> _Task_:
Scan the entries below and count the lines holding the string "valve". Supply only the number.

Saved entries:
-- BEGIN --

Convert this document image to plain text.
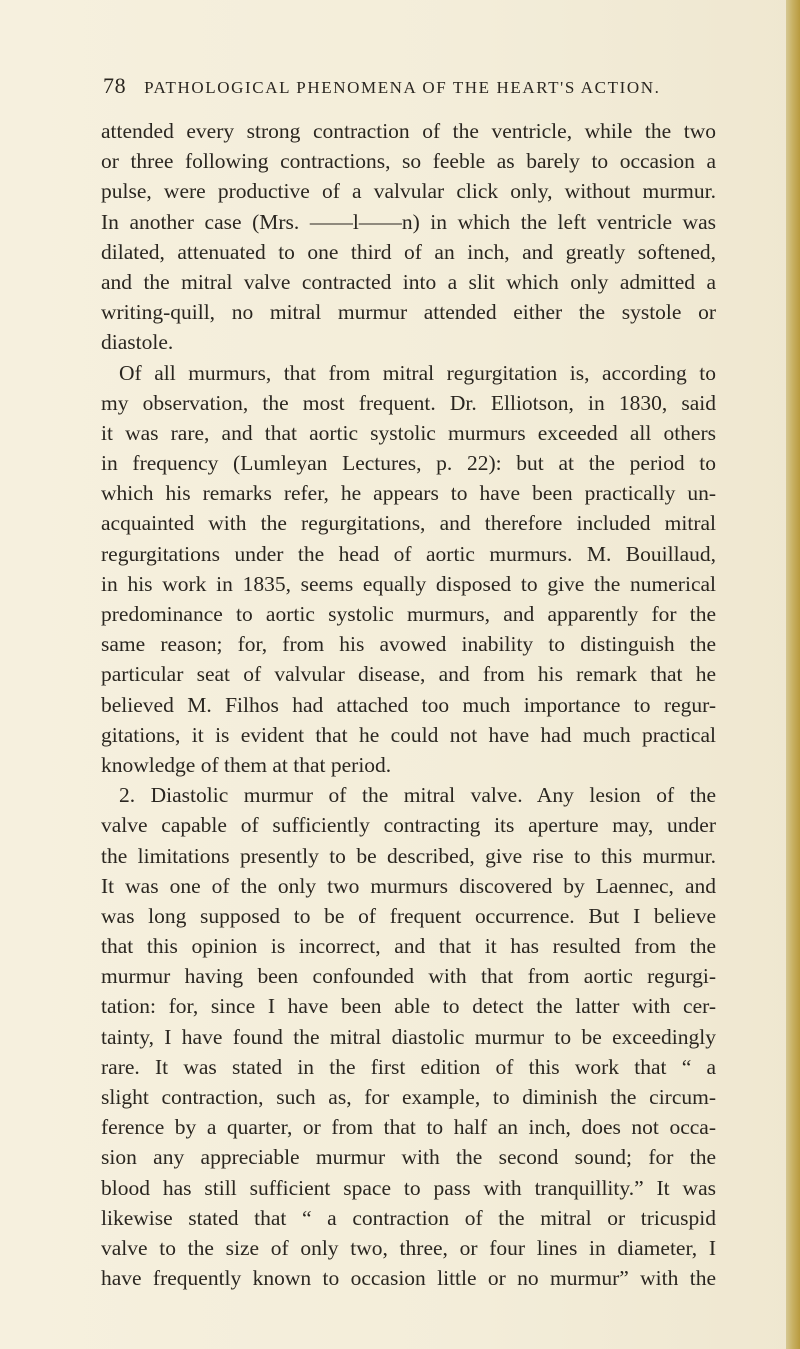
78 PATHOLOGICAL PHENOMENA OF THE HEART'S ACTION.
attended every strong contraction of the ventricle, while the two
or three following contractions, so feeble as barely to occasion a
pulse, were productive of a valvular click only, without murmur.
In another case (Mrs. ——l——n) in which the left ventricle was
dilated, attenuated to one third of an inch, and greatly softened,
and the mitral valve contracted into a slit which only admitted a
writing-quill, no mitral murmur attended either the systole or
diastole.
Of all murmurs, that from mitral regurgitation is, according to
my observation, the most frequent. Dr. Elliotson, in 1830, said
it was rare, and that aortic systolic murmurs exceeded all others
in frequency (Lumleyan Lectures, p. 22): but at the period to
which his remarks refer, he appears to have been practically un-
acquainted with the regurgitations, and therefore included mitral
regurgitations under the head of aortic murmurs. M. Bouillaud,
in his work in 1835, seems equally disposed to give the numerical
predominance to aortic systolic murmurs, and apparently for the
same reason; for, from his avowed inability to distinguish the
particular seat of valvular disease, and from his remark that he
believed M. Filhos had attached too much importance to regur-
gitations, it is evident that he could not have had much practical
knowledge of them at that period.
2. Diastolic murmur of the mitral valve. Any lesion of the
valve capable of sufficiently contracting its aperture may, under
the limitations presently to be described, give rise to this murmur.
It was one of the only two murmurs discovered by Laennec, and
was long supposed to be of frequent occurrence. But I believe
that this opinion is incorrect, and that it has resulted from the
murmur having been confounded with that from aortic regurgi-
tation: for, since I have been able to detect the latter with cer-
tainty, I have found the mitral diastolic murmur to be exceedingly
rare. It was stated in the first edition of this work that “ a
slight contraction, such as, for example, to diminish the circum-
ference by a quarter, or from that to half an inch, does not occa-
sion any appreciable murmur with the second sound; for the
blood has still sufficient space to pass with tranquillity.” It was
likewise stated that “ a contraction of the mitral or tricuspid
valve to the size of only two, three, or four lines in diameter, I
have frequently known to occasion little or no murmur” with the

-- END --

> _Answer to this problem_:
4